Using the data below, copy every line that contains the word "Reckoners".

Some records

:::

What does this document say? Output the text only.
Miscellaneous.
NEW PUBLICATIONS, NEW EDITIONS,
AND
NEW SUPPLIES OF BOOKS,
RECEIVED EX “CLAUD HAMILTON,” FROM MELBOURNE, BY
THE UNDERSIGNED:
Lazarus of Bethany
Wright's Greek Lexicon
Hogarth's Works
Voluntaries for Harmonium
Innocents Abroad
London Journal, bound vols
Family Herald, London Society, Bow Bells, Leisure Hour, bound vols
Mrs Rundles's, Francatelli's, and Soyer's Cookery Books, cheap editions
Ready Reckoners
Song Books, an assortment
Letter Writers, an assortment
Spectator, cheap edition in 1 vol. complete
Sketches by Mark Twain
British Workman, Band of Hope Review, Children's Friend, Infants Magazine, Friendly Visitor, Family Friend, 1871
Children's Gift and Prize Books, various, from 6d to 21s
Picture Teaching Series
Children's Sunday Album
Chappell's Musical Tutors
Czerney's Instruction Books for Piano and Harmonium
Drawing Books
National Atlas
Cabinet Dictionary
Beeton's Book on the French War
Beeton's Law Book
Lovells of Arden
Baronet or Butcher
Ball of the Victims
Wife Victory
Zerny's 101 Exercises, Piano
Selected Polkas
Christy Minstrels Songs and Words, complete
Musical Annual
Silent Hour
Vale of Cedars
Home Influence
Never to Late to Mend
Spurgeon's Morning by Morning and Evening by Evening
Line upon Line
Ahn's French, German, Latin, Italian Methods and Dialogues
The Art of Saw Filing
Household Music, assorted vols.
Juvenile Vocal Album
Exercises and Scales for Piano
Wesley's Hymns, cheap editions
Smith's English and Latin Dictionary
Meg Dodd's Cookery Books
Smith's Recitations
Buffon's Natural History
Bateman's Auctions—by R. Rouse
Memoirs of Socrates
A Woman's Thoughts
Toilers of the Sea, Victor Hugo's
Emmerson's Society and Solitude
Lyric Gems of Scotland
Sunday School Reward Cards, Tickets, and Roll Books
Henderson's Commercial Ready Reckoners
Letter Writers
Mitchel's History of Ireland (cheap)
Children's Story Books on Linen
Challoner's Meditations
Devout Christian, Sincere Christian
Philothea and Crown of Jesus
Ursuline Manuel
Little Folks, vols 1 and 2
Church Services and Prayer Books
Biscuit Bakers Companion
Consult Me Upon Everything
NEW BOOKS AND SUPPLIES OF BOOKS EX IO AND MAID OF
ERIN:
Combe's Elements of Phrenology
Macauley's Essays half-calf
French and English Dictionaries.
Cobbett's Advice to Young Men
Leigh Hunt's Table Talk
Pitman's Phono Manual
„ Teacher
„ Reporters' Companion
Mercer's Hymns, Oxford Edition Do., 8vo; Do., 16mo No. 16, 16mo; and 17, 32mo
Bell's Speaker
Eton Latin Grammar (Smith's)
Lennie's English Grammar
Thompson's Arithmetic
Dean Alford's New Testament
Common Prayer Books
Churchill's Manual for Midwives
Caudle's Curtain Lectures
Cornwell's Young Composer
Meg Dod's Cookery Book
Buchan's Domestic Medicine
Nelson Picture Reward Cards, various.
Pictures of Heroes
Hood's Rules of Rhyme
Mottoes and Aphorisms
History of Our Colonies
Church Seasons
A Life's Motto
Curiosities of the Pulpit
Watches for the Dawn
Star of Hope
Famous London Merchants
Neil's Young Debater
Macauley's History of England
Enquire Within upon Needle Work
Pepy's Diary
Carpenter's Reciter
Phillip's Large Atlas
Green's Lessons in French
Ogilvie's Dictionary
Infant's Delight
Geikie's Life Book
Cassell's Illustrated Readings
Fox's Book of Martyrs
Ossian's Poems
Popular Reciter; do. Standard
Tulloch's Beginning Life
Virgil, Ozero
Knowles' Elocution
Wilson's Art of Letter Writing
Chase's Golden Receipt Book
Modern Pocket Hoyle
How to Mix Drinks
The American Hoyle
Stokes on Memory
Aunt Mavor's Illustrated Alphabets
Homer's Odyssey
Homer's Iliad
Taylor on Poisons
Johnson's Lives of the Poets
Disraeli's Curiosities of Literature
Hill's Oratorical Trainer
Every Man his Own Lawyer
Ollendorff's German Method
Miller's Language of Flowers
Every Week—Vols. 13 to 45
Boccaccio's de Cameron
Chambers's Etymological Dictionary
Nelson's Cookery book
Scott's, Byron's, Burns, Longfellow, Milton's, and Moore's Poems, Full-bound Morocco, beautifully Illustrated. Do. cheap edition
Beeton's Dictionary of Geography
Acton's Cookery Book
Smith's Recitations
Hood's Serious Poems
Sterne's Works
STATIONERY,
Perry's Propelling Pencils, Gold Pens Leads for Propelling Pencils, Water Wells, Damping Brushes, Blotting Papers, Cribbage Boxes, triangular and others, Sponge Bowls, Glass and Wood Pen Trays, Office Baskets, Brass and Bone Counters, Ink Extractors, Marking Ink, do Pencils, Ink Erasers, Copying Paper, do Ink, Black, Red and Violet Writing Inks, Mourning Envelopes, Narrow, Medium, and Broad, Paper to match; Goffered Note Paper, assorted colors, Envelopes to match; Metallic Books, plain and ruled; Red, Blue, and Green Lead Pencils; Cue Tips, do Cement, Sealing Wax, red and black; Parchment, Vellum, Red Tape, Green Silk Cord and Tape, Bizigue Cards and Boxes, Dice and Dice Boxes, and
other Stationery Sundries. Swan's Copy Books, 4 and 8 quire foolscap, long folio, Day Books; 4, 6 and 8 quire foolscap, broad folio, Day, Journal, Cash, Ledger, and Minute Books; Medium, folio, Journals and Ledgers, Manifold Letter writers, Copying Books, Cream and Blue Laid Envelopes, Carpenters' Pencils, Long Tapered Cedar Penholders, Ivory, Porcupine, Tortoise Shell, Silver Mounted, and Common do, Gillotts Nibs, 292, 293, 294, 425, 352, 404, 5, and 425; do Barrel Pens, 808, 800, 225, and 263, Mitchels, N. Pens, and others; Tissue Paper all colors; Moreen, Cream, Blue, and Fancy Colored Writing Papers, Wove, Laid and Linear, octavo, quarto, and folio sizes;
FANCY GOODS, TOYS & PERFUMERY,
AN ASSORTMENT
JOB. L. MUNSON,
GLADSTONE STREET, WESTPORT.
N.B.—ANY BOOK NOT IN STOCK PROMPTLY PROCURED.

:::

- Answer to this problem
Ready Reckoners
Henderson's Commercial Ready Reckoners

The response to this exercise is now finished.